# Given task:
What is the number of lines in the entries below that include the word "this"? Provide the number only.
........
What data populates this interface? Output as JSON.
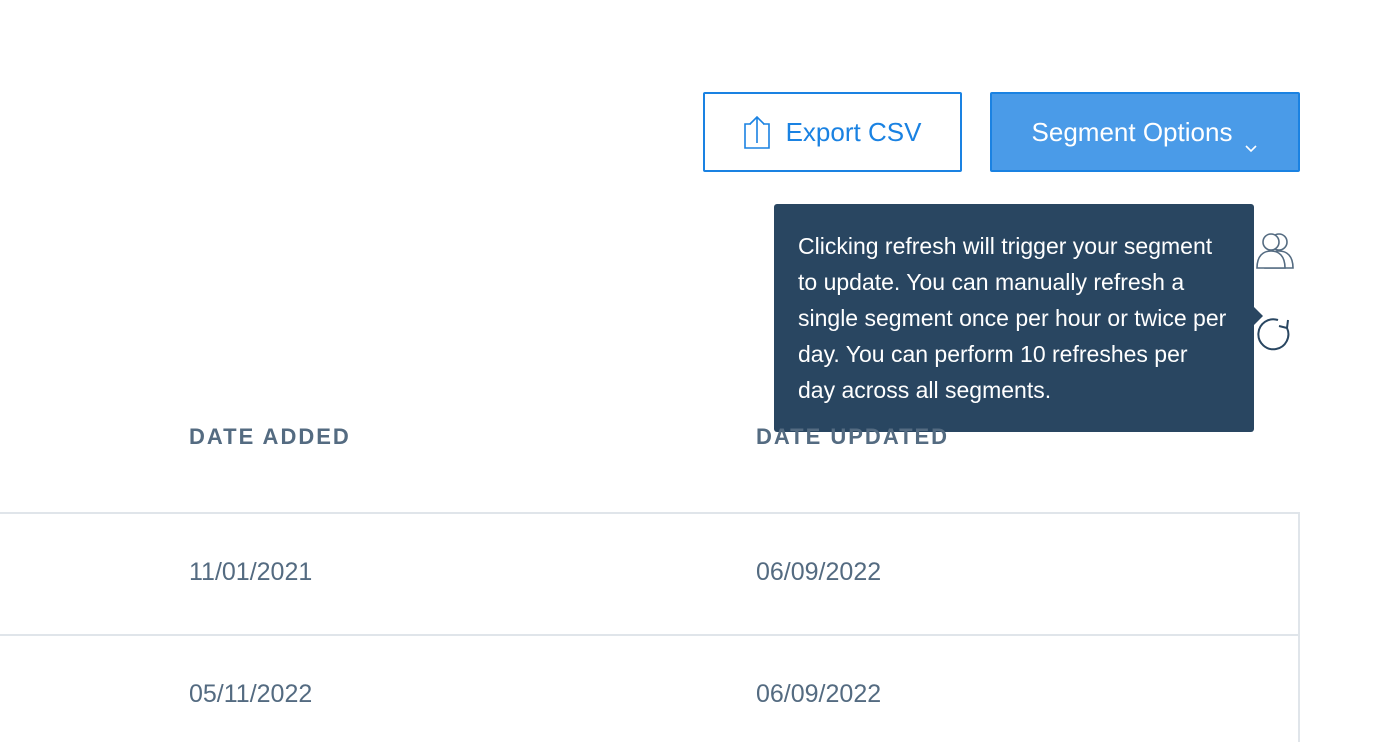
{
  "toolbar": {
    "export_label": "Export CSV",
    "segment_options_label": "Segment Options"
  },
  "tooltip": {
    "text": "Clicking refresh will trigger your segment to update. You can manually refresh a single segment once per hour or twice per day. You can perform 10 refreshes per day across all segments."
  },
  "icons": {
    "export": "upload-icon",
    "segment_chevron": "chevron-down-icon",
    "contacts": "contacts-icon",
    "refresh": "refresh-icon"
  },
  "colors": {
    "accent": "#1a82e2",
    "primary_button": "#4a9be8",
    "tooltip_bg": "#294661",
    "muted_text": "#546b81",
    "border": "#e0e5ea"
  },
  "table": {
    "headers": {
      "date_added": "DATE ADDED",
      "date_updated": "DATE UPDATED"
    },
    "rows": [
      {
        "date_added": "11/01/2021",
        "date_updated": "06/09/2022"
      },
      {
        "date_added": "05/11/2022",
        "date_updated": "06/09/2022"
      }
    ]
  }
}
........
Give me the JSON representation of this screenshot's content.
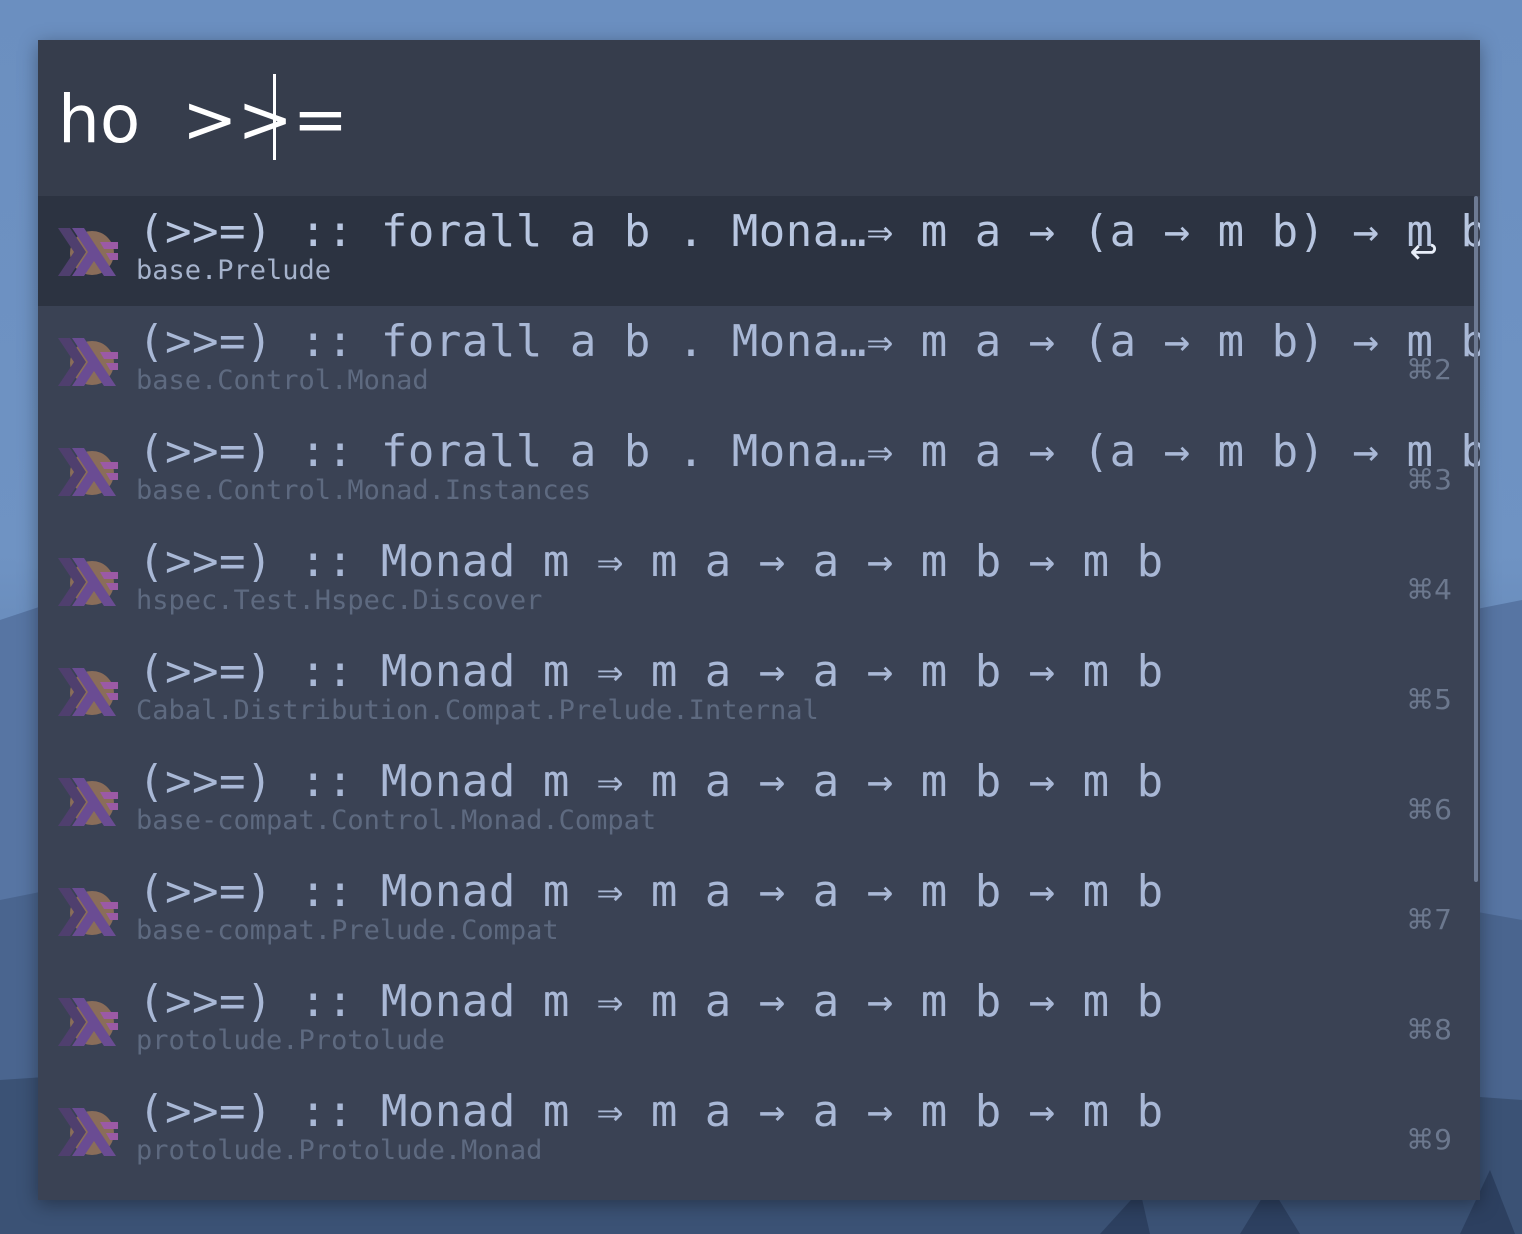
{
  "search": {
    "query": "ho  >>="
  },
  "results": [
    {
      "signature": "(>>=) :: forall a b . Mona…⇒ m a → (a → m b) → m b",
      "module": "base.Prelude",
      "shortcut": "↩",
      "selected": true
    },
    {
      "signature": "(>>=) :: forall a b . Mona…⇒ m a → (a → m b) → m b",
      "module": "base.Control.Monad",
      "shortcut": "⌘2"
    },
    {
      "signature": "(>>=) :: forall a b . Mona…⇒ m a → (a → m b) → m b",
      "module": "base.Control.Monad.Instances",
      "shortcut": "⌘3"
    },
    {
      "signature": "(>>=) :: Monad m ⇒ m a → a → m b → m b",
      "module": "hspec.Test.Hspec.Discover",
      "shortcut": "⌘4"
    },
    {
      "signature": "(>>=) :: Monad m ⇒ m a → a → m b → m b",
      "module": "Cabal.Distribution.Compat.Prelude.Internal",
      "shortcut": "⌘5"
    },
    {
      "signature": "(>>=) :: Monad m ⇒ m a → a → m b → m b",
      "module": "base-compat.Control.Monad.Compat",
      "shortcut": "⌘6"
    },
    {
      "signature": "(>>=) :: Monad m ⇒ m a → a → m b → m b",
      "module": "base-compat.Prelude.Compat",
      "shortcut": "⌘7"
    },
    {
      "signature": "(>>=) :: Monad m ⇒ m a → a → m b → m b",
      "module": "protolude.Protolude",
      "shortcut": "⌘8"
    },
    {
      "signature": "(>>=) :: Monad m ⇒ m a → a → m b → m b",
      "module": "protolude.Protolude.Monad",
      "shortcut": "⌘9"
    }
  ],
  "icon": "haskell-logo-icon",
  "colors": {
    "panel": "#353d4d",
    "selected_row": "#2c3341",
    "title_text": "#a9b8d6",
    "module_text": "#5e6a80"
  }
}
........
# The result:
2